Copy out all the entries word for word.

**Data shown:**
************

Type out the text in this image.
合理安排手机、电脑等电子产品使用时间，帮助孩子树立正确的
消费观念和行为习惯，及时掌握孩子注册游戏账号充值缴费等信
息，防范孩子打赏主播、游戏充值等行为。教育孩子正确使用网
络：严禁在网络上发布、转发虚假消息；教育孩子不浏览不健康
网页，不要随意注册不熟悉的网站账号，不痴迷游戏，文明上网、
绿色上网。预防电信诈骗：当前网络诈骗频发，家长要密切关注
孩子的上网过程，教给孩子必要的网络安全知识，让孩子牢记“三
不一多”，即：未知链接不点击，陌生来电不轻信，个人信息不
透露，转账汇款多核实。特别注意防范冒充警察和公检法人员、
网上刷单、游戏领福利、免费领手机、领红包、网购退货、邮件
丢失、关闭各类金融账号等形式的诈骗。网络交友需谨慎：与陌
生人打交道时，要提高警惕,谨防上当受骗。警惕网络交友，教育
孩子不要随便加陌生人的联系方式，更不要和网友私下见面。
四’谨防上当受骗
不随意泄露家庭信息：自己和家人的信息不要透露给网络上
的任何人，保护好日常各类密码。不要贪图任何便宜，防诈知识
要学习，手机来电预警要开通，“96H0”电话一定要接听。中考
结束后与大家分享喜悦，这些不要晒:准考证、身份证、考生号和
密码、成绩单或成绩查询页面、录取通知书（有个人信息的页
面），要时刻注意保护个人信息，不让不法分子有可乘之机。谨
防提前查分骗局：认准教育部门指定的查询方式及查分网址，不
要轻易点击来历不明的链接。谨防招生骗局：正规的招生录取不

************

**Complete answer:**
Type out the text in this image.
合理安排手机、电脑等电子产品使用时间，帮助孩子树立正确的
消费观念和行为习惯，及时掌握孩子注册游戏账号充值缴费等信
息，防范孩子打赏主播、游戏充值等行为。教育孩子正确使用网
络：严禁在网络上发布、转发虚假消息；教育孩子不浏览不健康
网页，不要随意注册不熟悉的网站账号，不痴迷游戏，文明上网、
绿色上网。预防电信诈骗：当前网络诈骗频发，家长要密切关注
孩子的上网过程，教给孩子必要的网络安全知识，让孩子牢记“三
不一多”，即：未知链接不点击，陌生来电不轻信，个人信息不
透露，转账汇款多核实。特别注意防范冒充警察和公检法人员、
网上刷单、游戏领福利、免费领手机、领红包、网购退货、邮件
丢失、关闭各类金融账号等形式的诈骗。网络交友需谨慎：与陌
生人打交道时，要提高警惕,谨防上当受骗。警惕网络交友，教育
孩子不要随便加陌生人的联系方式，更不要和网友私下见面。
四’谨防上当受骗
不随意泄露家庭信息：自己和家人的信息不要透露给网络上
的任何人，保护好日常各类密码。不要贪图任何便宜，防诈知识
要学习，手机来电预警要开通，“96H0”电话一定要接听。中考
结束后与大家分享喜悦，这些不要晒:准考证、身份证、考生号和
密码、成绩单或成绩查询页面、录取通知书（有个人信息的页
面），要时刻注意保护个人信息，不让不法分子有可乘之机。谨
防提前查分骗局：认准教育部门指定的查询方式及查分网址，不
要轻易点击来历不明的链接。谨防招生骗局：正规的招生录取不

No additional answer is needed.